Transcribe the following items verbatim, line for line, omitting any pictures from your answer.

[BEGIN]

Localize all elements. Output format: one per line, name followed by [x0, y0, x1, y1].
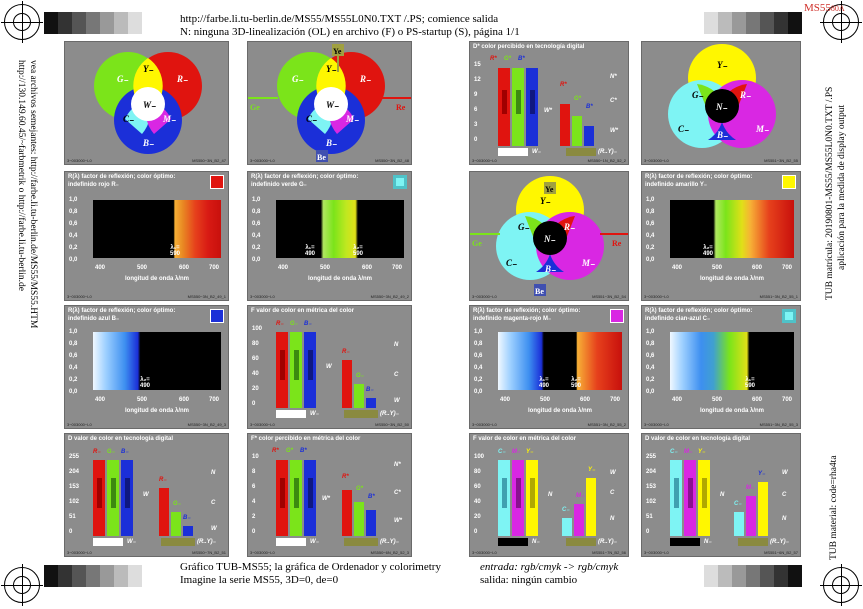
left-side-text-1: vea archivos semejantes: http://farbe.li…: [28, 60, 38, 329]
venn-panel-rgb-1: Y₋ G₋ R₋ W₋ C₋ M₋ B₋ 3−003000−L0 MS550−3…: [64, 41, 229, 165]
venn-diagram-cmy-elementary: Ye Be Ge Re Y₋ G₋ R₋ N₋ C₋ M₋ B₋: [470, 176, 628, 296]
venn-label-ye: Ye: [333, 47, 342, 56]
gray-scale-bar-top-left: [44, 12, 156, 34]
bar-r: [498, 68, 510, 146]
header-line-1: http://farbe.li.tu-berlin.de/MS55/MS55L0…: [180, 13, 499, 25]
svg-text:N₋: N₋: [543, 234, 555, 244]
gray-scale-bar-bottom-right: [690, 565, 802, 587]
spectrum-subtitle: indefinido rojo R₋: [68, 182, 119, 188]
bar-panel-d-digital-rgb: D valor de color en tecnología digital R…: [64, 433, 229, 557]
venn-label-g: G₋: [117, 74, 128, 84]
svg-text:C₋: C₋: [678, 124, 689, 134]
bar-panel-f-metric-cmy: F valor de color en métrica del color C₋…: [469, 433, 629, 557]
svg-text:M₋: M₋: [755, 124, 769, 134]
svg-text:Be: Be: [535, 287, 544, 296]
svg-text:M₋: M₋: [345, 114, 359, 124]
bar-b: [526, 68, 538, 146]
bar-panel-fstar: F* color percibido en métrica del color …: [247, 433, 412, 557]
foot-code-left: 3−003000−L0: [67, 158, 92, 163]
registration-mark-top-left: [1, 1, 43, 43]
left-side-text-2: http://130.149.60.45/~farbmetrik o http:…: [16, 60, 26, 291]
svg-text:R₋: R₋: [563, 222, 575, 232]
foot-code-right: MS550−3N_B2_47: [192, 158, 226, 163]
spectrum-panel-magenta: R(λ) factor de reflexión; color óptimo: …: [469, 305, 629, 429]
venn-label-re: Re: [396, 103, 406, 112]
venn-label-w: W₋: [143, 100, 156, 110]
venn-panel-cmy-1: Y₋ G₋ R₋ N₋ C₋ M₋ B₋ 3−003000−L0 MS551−3…: [641, 41, 801, 165]
svg-text:G₋: G₋: [692, 90, 703, 100]
svg-text:R₋: R₋: [739, 90, 751, 100]
svg-text:R₋: R₋: [359, 74, 371, 84]
bar-panel-d-digital-cmy: D valor de color en tecnología digital C…: [641, 433, 801, 557]
svg-text:Y₋: Y₋: [540, 196, 550, 206]
venn-label-m: M₋: [162, 114, 176, 124]
color-swatch-cyan: [782, 309, 796, 323]
venn-label-c: C₋: [123, 114, 134, 124]
svg-text:Re: Re: [612, 239, 622, 248]
right-side-text-2: TUB matrícula: 20190801-MS55/MS55L0N0.TX…: [825, 86, 835, 300]
color-swatch-red: [210, 175, 224, 189]
venn-label-r: R₋: [176, 74, 188, 84]
color-swatch-blue: [210, 309, 224, 323]
corner-code: MS5580A: [804, 2, 845, 14]
venn-panel-cmy-2: Ye Be Ge Re Y₋ G₋ R₋ N₋ C₋ M₋ B₋ 3−00300…: [469, 171, 629, 301]
footer-output: salida: ningún cambio: [480, 574, 578, 586]
spectrum-panel-green: R(λ) factor de reflexión; color óptimo: …: [247, 171, 412, 301]
gray-scale-bar-top-right: [690, 12, 802, 34]
registration-mark-bottom-left: [1, 564, 43, 606]
color-swatch-magenta: [610, 309, 624, 323]
footer-input: entrada: rgb/cmyk -> rgb/cmyk: [480, 561, 619, 573]
svg-text:Y₋: Y₋: [717, 60, 727, 70]
spectrum-plot: [93, 200, 221, 258]
svg-text:B₋: B₋: [325, 138, 337, 148]
venn-label-b: B₋: [142, 138, 154, 148]
color-swatch-green: [393, 175, 407, 189]
svg-text:G₋: G₋: [518, 222, 529, 232]
bar-panel-f-metric-rgb: F valor de color en métrica del color R₋…: [247, 305, 412, 429]
svg-text:N₋: N₋: [715, 102, 727, 112]
venn-label-y: Y₋: [143, 64, 153, 74]
registration-mark-top-right: [820, 1, 862, 43]
spectrum-panel-yellow: R(λ) factor de reflexión; color óptimo: …: [641, 171, 801, 301]
svg-text:C₋: C₋: [306, 114, 317, 124]
registration-mark-bottom-right: [820, 564, 862, 606]
venn-diagram-rgb: Y₋ G₋ R₋ W₋ C₋ M₋ B₋: [94, 52, 202, 154]
svg-text:Ge: Ge: [472, 239, 482, 248]
spectrum-panel-cyan: R(λ) factor de reflexión; color óptimo: …: [641, 305, 801, 429]
venn-label-ge: Ge: [250, 103, 260, 112]
gray-scale-bar-bottom-left: [44, 565, 156, 587]
venn-panel-rgb-2: Ye Be Ge Re Y₋ G₋ R₋ W₋ C₋ M₋ B₋ 3−00300…: [247, 41, 412, 165]
svg-text:Ye: Ye: [545, 185, 554, 194]
header-line-2: N: ninguna 3D-linealización (OL) en arch…: [180, 26, 520, 38]
bar-plot-area: [496, 64, 596, 146]
spectrum-title: R(λ) factor de reflexión; color óptimo:: [68, 174, 176, 180]
venn-label-be: Be: [317, 153, 326, 162]
svg-text:C₋: C₋: [506, 258, 517, 268]
footer-line-2: Imagine la serie MS55, 3D=0, de=0: [180, 574, 339, 586]
venn-diagram-rgb-elementary: Ye Be Ge Re Y₋ G₋ R₋ W₋ C₋ M₋ B₋: [248, 44, 411, 162]
svg-text:B₋: B₋: [544, 264, 556, 274]
venn-diagram-cmy: Y₋ G₋ R₋ N₋ C₋ M₋ B₋: [668, 44, 776, 148]
svg-text:W₋: W₋: [326, 100, 339, 110]
svg-text:B₋: B₋: [716, 130, 728, 140]
spectrum-panel-blue: R(λ) factor de reflexión; color óptimo: …: [64, 305, 229, 429]
svg-text:M₋: M₋: [581, 258, 595, 268]
svg-text:Y₋: Y₋: [326, 64, 336, 74]
svg-text:G₋: G₋: [292, 74, 303, 84]
color-swatch-yellow: [782, 175, 796, 189]
bar-panel-dstar: D* color percibido en tecnología digital…: [469, 41, 629, 165]
footer-line-1: Gráfico TUB-MS55; la gráfica de Ordenado…: [180, 561, 441, 573]
right-side-text-3: aplicación para la medida de display out…: [837, 104, 847, 270]
bar-g: [512, 68, 524, 146]
spectrum-panel-red: R(λ) factor de reflexión; color óptimo: …: [64, 171, 229, 301]
right-side-text-1: TUB material: code=rha4ta: [829, 455, 839, 560]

[END]

__Result for this task__
Localize all elements. Output format: one per line, name followed by [x0, y0, x1, y1].
left-side-text-1: vea archivos semejantes: http://farbe.li…: [28, 60, 38, 329]
venn-panel-rgb-1: Y₋ G₋ R₋ W₋ C₋ M₋ B₋ 3−003000−L0 MS550−3…: [64, 41, 229, 165]
venn-diagram-cmy-elementary: Ye Be Ge Re Y₋ G₋ R₋ N₋ C₋ M₋ B₋: [470, 176, 628, 296]
venn-label-ye: Ye: [333, 47, 342, 56]
gray-scale-bar-top-left: [44, 12, 156, 34]
bar-r: [498, 68, 510, 146]
header-line-1: http://farbe.li.tu-berlin.de/MS55/MS55L0…: [180, 13, 499, 25]
svg-text:N₋: N₋: [543, 234, 555, 244]
gray-scale-bar-bottom-right: [690, 565, 802, 587]
spectrum-subtitle: indefinido rojo R₋: [68, 182, 119, 188]
bar-panel-d-digital-rgb: D valor de color en tecnología digital R…: [64, 433, 229, 557]
venn-label-g: G₋: [117, 74, 128, 84]
svg-text:C₋: C₋: [678, 124, 689, 134]
bar-panel-f-metric-cmy: F valor de color en métrica del color C₋…: [469, 433, 629, 557]
svg-text:M₋: M₋: [755, 124, 769, 134]
svg-text:Be: Be: [535, 287, 544, 296]
svg-text:M₋: M₋: [345, 114, 359, 124]
bar-b: [526, 68, 538, 146]
bar-panel-fstar: F* color percibido en métrica del color …: [247, 433, 412, 557]
foot-code-left: 3−003000−L0: [67, 158, 92, 163]
registration-mark-top-left: [1, 1, 43, 43]
left-side-text-2: http://130.149.60.45/~farbmetrik o http:…: [16, 60, 26, 291]
svg-text:R₋: R₋: [563, 222, 575, 232]
foot-code-right: MS550−3N_B2_47: [192, 158, 226, 163]
spectrum-panel-magenta: R(λ) factor de reflexión; color óptimo: …: [469, 305, 629, 429]
venn-label-re: Re: [396, 103, 406, 112]
venn-label-w: W₋: [143, 100, 156, 110]
venn-panel-cmy-1: Y₋ G₋ R₋ N₋ C₋ M₋ B₋ 3−003000−L0 MS551−3…: [641, 41, 801, 165]
svg-text:G₋: G₋: [692, 90, 703, 100]
svg-text:R₋: R₋: [739, 90, 751, 100]
svg-text:R₋: R₋: [359, 74, 371, 84]
bar-panel-d-digital-cmy: D valor de color en tecnología digital C…: [641, 433, 801, 557]
svg-text:Y₋: Y₋: [540, 196, 550, 206]
venn-label-m: M₋: [162, 114, 176, 124]
color-swatch-cyan: [782, 309, 796, 323]
venn-label-c: C₋: [123, 114, 134, 124]
svg-text:Re: Re: [612, 239, 622, 248]
right-side-text-2: TUB matrícula: 20190801-MS55/MS55L0N0.TX…: [825, 86, 835, 300]
color-swatch-red: [210, 175, 224, 189]
venn-label-r: R₋: [176, 74, 188, 84]
color-swatch-blue: [210, 309, 224, 323]
corner-code: MS5580A: [804, 2, 845, 14]
venn-panel-cmy-2: Ye Be Ge Re Y₋ G₋ R₋ N₋ C₋ M₋ B₋ 3−00300…: [469, 171, 629, 301]
footer-output: salida: ningún cambio: [480, 574, 578, 586]
spectrum-panel-green: R(λ) factor de reflexión; color óptimo: …: [247, 171, 412, 301]
gray-scale-bar-top-right: [690, 12, 802, 34]
registration-mark-bottom-left: [1, 564, 43, 606]
color-swatch-magenta: [610, 309, 624, 323]
footer-input: entrada: rgb/cmyk -> rgb/cmyk: [480, 561, 619, 573]
svg-text:Y₋: Y₋: [717, 60, 727, 70]
spectrum-plot: [93, 200, 221, 258]
svg-text:B₋: B₋: [325, 138, 337, 148]
venn-label-b: B₋: [142, 138, 154, 148]
color-swatch-green: [393, 175, 407, 189]
svg-text:G₋: G₋: [518, 222, 529, 232]
bar-panel-f-metric-rgb: F valor de color en métrica del color R₋…: [247, 305, 412, 429]
svg-text:N₋: N₋: [715, 102, 727, 112]
venn-label-y: Y₋: [143, 64, 153, 74]
registration-mark-top-right: [820, 1, 862, 43]
spectrum-panel-yellow: R(λ) factor de reflexión; color óptimo: …: [641, 171, 801, 301]
svg-text:C₋: C₋: [306, 114, 317, 124]
registration-mark-bottom-right: [820, 564, 862, 606]
venn-diagram-rgb: Y₋ G₋ R₋ W₋ C₋ M₋ B₋: [94, 52, 202, 154]
svg-text:Ge: Ge: [472, 239, 482, 248]
spectrum-panel-cyan: R(λ) factor de reflexión; color óptimo: …: [641, 305, 801, 429]
venn-label-ge: Ge: [250, 103, 260, 112]
gray-scale-bar-bottom-left: [44, 565, 156, 587]
venn-panel-rgb-2: Ye Be Ge Re Y₋ G₋ R₋ W₋ C₋ M₋ B₋ 3−00300…: [247, 41, 412, 165]
svg-text:Ye: Ye: [545, 185, 554, 194]
header-line-2: N: ninguna 3D-linealización (OL) en arch…: [180, 26, 520, 38]
bar-plot-area: [496, 64, 596, 146]
spectrum-title: R(λ) factor de reflexión; color óptimo:: [68, 174, 176, 180]
venn-label-be: Be: [317, 153, 326, 162]
svg-text:C₋: C₋: [506, 258, 517, 268]
footer-line-2: Imagine la serie MS55, 3D=0, de=0: [180, 574, 339, 586]
venn-diagram-rgb-elementary: Ye Be Ge Re Y₋ G₋ R₋ W₋ C₋ M₋ B₋: [248, 44, 411, 162]
svg-text:B₋: B₋: [544, 264, 556, 274]
venn-diagram-cmy: Y₋ G₋ R₋ N₋ C₋ M₋ B₋: [668, 44, 776, 148]
svg-text:W₋: W₋: [326, 100, 339, 110]
svg-text:B₋: B₋: [716, 130, 728, 140]
spectrum-panel-blue: R(λ) factor de reflexión; color óptimo: …: [64, 305, 229, 429]
svg-text:M₋: M₋: [581, 258, 595, 268]
svg-text:Y₋: Y₋: [326, 64, 336, 74]
svg-text:G₋: G₋: [292, 74, 303, 84]
color-swatch-yellow: [782, 175, 796, 189]
bar-panel-dstar: D* color percibido en tecnología digital…: [469, 41, 629, 165]
footer-line-1: Gráfico TUB-MS55; la gráfica de Ordenado…: [180, 561, 441, 573]
right-side-text-3: aplicación para la medida de display out…: [837, 104, 847, 270]
bar-g: [512, 68, 524, 146]
spectrum-panel-red: R(λ) factor de reflexión; color óptimo: …: [64, 171, 229, 301]
right-side-text-1: TUB material: code=rha4ta: [829, 455, 839, 560]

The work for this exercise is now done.